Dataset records
========
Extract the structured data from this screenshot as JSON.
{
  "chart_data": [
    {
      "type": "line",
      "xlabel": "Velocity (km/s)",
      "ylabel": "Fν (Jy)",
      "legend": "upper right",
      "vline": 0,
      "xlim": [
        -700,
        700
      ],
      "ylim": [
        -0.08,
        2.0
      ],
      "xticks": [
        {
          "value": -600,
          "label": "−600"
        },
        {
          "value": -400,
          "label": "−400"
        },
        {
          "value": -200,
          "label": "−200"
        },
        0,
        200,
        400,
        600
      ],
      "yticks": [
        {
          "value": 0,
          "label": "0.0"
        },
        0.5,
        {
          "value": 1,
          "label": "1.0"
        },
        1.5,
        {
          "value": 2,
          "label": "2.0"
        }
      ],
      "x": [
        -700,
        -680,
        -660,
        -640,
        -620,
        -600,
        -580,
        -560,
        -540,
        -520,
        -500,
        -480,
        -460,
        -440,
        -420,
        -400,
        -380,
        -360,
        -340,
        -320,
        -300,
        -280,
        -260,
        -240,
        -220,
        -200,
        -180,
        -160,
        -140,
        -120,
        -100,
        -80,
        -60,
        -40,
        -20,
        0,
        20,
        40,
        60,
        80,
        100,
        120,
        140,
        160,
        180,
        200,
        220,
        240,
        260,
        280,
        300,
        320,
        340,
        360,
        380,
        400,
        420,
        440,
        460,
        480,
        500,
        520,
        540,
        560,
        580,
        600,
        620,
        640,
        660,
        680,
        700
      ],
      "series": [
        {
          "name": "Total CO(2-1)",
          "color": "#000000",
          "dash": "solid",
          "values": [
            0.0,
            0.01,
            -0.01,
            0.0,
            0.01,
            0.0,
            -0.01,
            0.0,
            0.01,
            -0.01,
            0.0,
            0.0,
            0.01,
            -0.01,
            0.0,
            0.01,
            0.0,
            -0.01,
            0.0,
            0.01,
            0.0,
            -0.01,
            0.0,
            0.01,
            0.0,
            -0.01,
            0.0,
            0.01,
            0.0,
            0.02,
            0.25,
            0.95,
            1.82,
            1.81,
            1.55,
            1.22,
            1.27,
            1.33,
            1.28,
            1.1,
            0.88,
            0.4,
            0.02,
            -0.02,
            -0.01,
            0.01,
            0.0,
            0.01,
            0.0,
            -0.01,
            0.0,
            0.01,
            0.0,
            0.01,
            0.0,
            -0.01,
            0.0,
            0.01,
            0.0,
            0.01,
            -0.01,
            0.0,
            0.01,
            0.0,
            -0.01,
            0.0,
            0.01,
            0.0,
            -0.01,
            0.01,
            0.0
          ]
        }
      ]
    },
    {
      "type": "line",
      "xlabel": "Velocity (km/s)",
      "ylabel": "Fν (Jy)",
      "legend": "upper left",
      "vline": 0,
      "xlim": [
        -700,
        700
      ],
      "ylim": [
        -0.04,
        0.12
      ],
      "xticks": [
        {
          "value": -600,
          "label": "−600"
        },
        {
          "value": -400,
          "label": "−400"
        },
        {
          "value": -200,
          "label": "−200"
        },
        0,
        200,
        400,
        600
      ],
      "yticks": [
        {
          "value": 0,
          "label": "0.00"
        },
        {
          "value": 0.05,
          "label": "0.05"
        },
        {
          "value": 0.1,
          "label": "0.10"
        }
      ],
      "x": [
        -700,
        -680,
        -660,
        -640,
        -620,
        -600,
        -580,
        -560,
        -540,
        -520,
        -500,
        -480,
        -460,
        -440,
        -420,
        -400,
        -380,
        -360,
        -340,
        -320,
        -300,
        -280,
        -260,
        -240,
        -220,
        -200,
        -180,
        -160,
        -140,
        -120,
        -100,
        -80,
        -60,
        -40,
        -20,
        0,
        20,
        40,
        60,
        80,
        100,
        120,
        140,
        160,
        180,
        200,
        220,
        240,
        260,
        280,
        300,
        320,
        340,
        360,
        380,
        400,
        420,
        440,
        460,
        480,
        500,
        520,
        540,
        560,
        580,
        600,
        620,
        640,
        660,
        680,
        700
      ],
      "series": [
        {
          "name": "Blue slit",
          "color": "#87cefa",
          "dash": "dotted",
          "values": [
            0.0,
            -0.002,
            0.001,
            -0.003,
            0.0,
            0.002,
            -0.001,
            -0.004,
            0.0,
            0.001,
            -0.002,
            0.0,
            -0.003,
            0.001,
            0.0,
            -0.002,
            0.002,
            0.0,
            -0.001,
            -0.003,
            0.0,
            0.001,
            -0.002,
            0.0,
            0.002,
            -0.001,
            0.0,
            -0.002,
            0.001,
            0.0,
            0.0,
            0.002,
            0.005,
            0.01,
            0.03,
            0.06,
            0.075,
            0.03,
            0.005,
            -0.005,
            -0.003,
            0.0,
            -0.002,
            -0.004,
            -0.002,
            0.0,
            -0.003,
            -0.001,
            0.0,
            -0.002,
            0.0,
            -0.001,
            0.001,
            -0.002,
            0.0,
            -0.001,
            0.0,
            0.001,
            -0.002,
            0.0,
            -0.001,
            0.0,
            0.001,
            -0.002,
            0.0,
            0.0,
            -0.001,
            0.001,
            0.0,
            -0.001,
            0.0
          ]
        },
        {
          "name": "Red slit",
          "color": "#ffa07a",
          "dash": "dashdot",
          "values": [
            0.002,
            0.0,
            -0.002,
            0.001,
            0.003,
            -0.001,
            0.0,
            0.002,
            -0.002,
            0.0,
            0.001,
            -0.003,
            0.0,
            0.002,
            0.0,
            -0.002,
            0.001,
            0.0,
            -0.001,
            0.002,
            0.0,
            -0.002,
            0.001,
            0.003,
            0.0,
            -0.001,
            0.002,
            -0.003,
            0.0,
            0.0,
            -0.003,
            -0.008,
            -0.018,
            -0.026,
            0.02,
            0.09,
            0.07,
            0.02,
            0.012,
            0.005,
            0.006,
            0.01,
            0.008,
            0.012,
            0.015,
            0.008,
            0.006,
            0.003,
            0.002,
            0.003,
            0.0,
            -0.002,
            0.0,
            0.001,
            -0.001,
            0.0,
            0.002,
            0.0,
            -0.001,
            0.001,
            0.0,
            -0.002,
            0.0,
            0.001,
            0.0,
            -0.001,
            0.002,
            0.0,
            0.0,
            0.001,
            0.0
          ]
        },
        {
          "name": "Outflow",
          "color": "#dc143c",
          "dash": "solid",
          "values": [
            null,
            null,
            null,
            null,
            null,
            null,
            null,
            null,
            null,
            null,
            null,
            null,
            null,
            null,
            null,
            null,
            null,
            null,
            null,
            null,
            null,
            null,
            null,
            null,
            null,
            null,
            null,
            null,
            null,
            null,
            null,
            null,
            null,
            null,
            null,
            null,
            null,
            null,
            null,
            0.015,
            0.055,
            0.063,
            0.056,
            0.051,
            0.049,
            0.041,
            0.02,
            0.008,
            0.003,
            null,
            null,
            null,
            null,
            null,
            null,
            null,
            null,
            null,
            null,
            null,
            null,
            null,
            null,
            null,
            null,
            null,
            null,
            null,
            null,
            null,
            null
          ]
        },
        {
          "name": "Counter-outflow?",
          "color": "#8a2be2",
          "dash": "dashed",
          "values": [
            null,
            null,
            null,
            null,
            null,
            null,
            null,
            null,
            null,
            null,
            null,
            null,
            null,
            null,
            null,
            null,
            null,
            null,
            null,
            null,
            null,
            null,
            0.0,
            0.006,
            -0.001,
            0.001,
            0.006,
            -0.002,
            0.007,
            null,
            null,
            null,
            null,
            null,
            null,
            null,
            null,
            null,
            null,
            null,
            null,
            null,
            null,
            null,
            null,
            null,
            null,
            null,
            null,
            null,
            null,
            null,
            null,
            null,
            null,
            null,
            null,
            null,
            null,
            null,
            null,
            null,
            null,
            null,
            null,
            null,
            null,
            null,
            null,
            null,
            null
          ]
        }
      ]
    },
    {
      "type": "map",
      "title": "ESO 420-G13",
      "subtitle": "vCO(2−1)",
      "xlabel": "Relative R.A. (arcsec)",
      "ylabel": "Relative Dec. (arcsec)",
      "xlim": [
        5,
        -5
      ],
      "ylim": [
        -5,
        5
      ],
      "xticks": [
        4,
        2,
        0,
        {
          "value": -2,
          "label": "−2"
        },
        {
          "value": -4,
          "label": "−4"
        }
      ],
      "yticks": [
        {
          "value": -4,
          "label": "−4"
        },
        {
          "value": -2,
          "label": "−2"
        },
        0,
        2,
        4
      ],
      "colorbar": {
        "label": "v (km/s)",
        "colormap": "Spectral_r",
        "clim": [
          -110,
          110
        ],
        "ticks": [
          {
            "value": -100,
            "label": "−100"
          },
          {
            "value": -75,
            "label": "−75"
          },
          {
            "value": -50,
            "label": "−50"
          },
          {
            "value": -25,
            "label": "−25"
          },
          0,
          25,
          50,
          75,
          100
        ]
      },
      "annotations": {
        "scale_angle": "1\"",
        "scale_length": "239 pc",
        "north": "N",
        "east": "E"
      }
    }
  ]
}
========
TASK DESCRIPTION: Show all lines from the records above where the word "arcsec" occurs.

THE REPLY:
      "xlabel": "Relative R.A. (arcsec)",
      "ylabel": "Relative Dec. (arcsec)",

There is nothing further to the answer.